**GIVEN PASSAGE**
[start]

Just send them to HD for a Rayovac Indestructible. Totally adequate.


----------



## mcnair55 (May 31, 2014)

*Re: Are department store light better?*



TEEJ said:


> Not AS good would be more accurate.
> 
> For example, if there are two lights, and you wanted the brightest one, and both say 500 lumens....which is better?
> 
> ...



Must admit most of my lights are regulated but for work purposes you get that little extra out of a non regulated light without the sudden dim,very much like my r/c hobby.Battery cars are very quick and clean to use but when the power is used they stop but when using nitro fuel you can usually coax them back to your pits with a few pops and bangs.



Lit Up said:


> Just send them to HD for a Rayovac Indestructible. Totally adequate.



And probably a real money saver.


----------



## YBCold (Jun 1, 2014)

*Re: Are department store light better?*

sometimes the features and configurations i see on walmart lights seem to me like flashlights designed by people who dont know about flashlights selling to people who also dont know about flashlights, like their ozark trail 750 Lumen "tactical" recharchable flashlight, walmart thinks that a tail clicky and high output makes a flashlight tactical. IMO Im still finding better quality on Ebay buying higher quality


----------



## Monocrom (Jun 1, 2014)

*Re: Are department store light better?*



YBCold said:


> sometimes the features and configurations i see on walmart lights seem to me like flashlights designed by people who don't know about flashlights selling to people who also dont know about flashlights, like their ozark trail 750 Lumen "tactical" rechargeable flashlight, walmart thinks that a tail clicky and high output makes a flashlight tactical. IMO I'm still finding better quality on Ebay buying higher quality.



Yup. Anyone can do screaming bright and cheap. Easiest trick in the flashlight industry. But to some, "better" means it has to have quality as well.


----------



## mcnair55 (Jun 1, 2014)

[end]

**DATASET SECTION**

[start]

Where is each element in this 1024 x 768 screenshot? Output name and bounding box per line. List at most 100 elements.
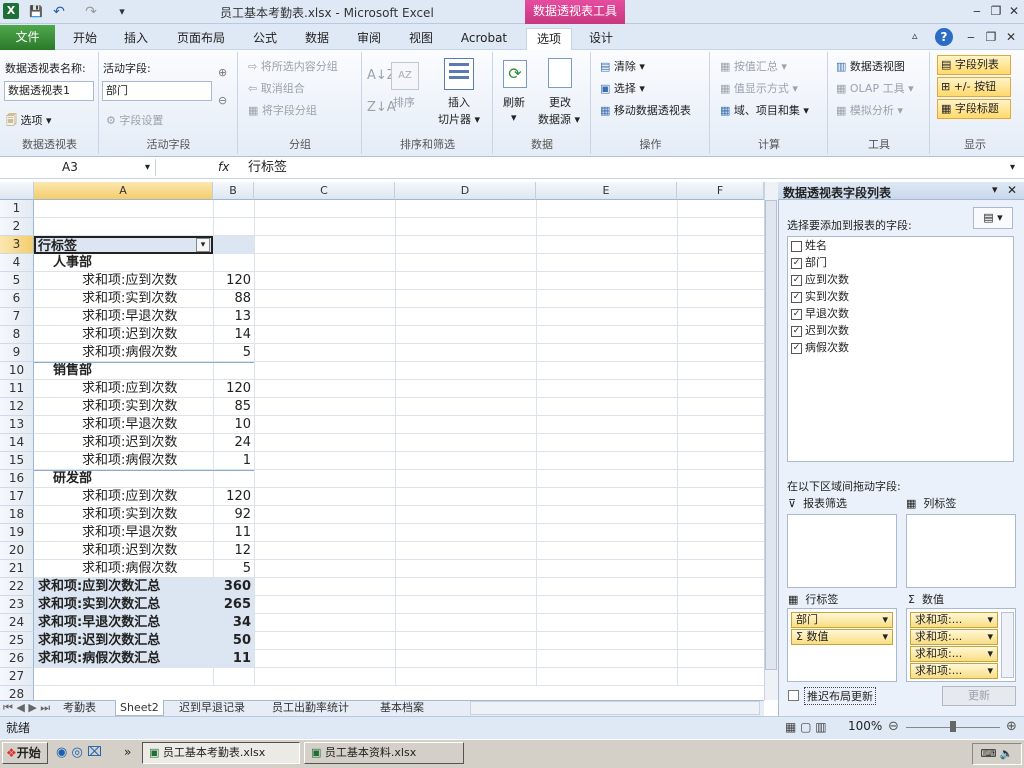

[end]

**WHAT TO PRODUCE**
In the flashlight forum thread, what lumen rating does the Ozark Trail "tactical" rechargeable flashlight have? Answer from the flashlight forum thread alone.

**TASK ANSWER**
750 lumens.